→ **WHAT IS ASKED**
Write the records out again, precisely as they stand.

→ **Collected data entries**
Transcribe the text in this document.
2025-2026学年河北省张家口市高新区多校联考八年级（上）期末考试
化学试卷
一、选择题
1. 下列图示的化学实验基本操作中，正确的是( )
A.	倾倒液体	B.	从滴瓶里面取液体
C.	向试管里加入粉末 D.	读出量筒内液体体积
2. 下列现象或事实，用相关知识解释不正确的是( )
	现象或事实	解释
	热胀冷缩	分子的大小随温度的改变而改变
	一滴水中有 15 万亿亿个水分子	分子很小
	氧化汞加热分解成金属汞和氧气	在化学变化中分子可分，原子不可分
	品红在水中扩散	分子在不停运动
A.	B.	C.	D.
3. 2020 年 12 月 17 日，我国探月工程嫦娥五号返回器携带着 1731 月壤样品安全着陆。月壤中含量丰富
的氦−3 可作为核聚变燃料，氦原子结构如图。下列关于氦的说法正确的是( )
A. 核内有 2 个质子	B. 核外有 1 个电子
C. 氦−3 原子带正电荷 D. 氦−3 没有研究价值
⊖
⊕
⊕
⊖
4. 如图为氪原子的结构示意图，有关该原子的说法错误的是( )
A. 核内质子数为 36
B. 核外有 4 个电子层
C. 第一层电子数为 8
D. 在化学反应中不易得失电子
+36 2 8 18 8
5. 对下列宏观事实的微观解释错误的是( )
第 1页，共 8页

→ **EXERCISE RESPONSE**
Transcribe the text in this document.
2025-2026学年河北省张家口市高新区多校联考八年级（上）期末考试
化学试卷
一、选择题
1. 下列图示的化学实验基本操作中，正确的是( )
A.	倾倒液体	B.	从滴瓶里面取液体
C.	向试管里加入粉末 D.	读出量筒内液体体积
2. 下列现象或事实，用相关知识解释不正确的是( )
	现象或事实	解释
	热胀冷缩	分子的大小随温度的改变而改变
	一滴水中有 15 万亿亿个水分子	分子很小
	氧化汞加热分解成金属汞和氧气	在化学变化中分子可分，原子不可分
	品红在水中扩散	分子在不停运动
A.	B.	C.	D.
3. 2020 年 12 月 17 日，我国探月工程嫦娥五号返回器携带着 1731 月壤样品安全着陆。月壤中含量丰富
的氦−3 可作为核聚变燃料，氦原子结构如图。下列关于氦的说法正确的是( )
A. 核内有 2 个质子	B. 核外有 1 个电子
C. 氦−3 原子带正电荷 D. 氦−3 没有研究价值
⊖
⊕
⊕
⊖
4. 如图为氪原子的结构示意图，有关该原子的说法错误的是( )
A. 核内质子数为 36
B. 核外有 4 个电子层
C. 第一层电子数为 8
D. 在化学反应中不易得失电子
+36 2 8 18 8
5. 对下列宏观事实的微观解释错误的是( )
第 1页，共 8页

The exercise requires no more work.